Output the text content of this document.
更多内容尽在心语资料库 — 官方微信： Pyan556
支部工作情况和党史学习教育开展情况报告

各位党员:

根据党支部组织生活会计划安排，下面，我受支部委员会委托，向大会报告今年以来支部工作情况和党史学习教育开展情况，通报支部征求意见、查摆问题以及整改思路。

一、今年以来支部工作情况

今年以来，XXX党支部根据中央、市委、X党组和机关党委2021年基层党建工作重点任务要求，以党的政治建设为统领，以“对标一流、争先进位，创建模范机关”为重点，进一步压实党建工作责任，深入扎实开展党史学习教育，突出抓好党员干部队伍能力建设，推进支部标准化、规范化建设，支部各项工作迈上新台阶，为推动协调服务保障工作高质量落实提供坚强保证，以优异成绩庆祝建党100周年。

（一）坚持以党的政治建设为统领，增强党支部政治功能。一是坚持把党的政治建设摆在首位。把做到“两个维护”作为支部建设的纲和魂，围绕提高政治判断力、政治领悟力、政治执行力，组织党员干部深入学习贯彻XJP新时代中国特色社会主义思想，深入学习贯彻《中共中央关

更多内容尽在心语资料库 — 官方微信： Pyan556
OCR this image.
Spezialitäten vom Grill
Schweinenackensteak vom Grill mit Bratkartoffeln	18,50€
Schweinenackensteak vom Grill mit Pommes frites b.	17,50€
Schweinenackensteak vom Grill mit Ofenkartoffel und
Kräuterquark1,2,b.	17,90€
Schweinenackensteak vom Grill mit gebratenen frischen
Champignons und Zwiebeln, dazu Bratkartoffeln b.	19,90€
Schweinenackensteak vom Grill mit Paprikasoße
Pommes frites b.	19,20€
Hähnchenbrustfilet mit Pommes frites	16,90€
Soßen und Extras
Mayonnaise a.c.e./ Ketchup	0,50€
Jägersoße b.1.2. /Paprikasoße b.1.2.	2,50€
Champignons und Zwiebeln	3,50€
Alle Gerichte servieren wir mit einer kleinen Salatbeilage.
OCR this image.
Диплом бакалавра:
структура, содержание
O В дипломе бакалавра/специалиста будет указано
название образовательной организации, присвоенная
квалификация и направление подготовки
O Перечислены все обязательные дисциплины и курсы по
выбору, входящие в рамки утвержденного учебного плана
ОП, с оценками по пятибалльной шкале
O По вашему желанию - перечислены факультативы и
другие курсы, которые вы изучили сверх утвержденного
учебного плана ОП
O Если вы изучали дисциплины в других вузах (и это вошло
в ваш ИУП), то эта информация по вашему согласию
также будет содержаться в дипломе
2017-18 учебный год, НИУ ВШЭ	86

· · · · · · ·

◆ **Task instructions**
Return every entry exactly as given.

◆ **Written response**
Output the text content of this document.
更多内容尽在心语资料库 — 官方微信： Pyan556
支部工作情况和党史学习教育开展情况报告

各位党员:

根据党支部组织生活会计划安排，下面，我受支部委员会委托，向大会报告今年以来支部工作情况和党史学习教育开展情况，通报支部征求意见、查摆问题以及整改思路。

一、今年以来支部工作情况

今年以来，XXX党支部根据中央、市委、X党组和机关党委2021年基层党建工作重点任务要求，以党的政治建设为统领，以“对标一流、争先进位，创建模范机关”为重点，进一步压实党建工作责任，深入扎实开展党史学习教育，突出抓好党员干部队伍能力建设，推进支部标准化、规范化建设，支部各项工作迈上新台阶，为推动协调服务保障工作高质量落实提供坚强保证，以优异成绩庆祝建党100周年。

（一）坚持以党的政治建设为统领，增强党支部政治功能。一是坚持把党的政治建设摆在首位。把做到“两个维护”作为支部建设的纲和魂，围绕提高政治判断力、政治领悟力、政治执行力，组织党员干部深入学习贯彻XJP新时代中国特色社会主义思想，深入学习贯彻《中共中央关

更多内容尽在心语资料库 — 官方微信： Pyan556
OCR this image.
Spezialitäten vom Grill
Schweinenackensteak vom Grill mit Bratkartoffeln	18,50€
Schweinenackensteak vom Grill mit Pommes frites b.	17,50€
Schweinenackensteak vom Grill mit Ofenkartoffel und
Kräuterquark1,2,b.	17,90€
Schweinenackensteak vom Grill mit gebratenen frischen
Champignons und Zwiebeln, dazu Bratkartoffeln b.	19,90€
Schweinenackensteak vom Grill mit Paprikasoße
Pommes frites b.	19,20€
Hähnchenbrustfilet mit Pommes frites	16,90€
Soßen und Extras
Mayonnaise a.c.e./ Ketchup	0,50€
Jägersoße b.1.2. /Paprikasoße b.1.2.	2,50€
Champignons und Zwiebeln	3,50€
Alle Gerichte servieren wir mit einer kleinen Salatbeilage.
OCR this image.
Диплом бакалавра:
структура, содержание
O В дипломе бакалавра/специалиста будет указано
название образовательной организации, присвоенная
квалификация и направление подготовки
O Перечислены все обязательные дисциплины и курсы по
выбору, входящие в рамки утвержденного учебного плана
ОП, с оценками по пятибалльной шкале
O По вашему желанию - перечислены факультативы и
другие курсы, которые вы изучили сверх утвержденного
учебного плана ОП
O Если вы изучали дисциплины в других вузах (и это вошло
в ваш ИУП), то эта информация по вашему согласию
также будет содержаться в дипломе
2017-18 учебный год, НИУ ВШЭ	86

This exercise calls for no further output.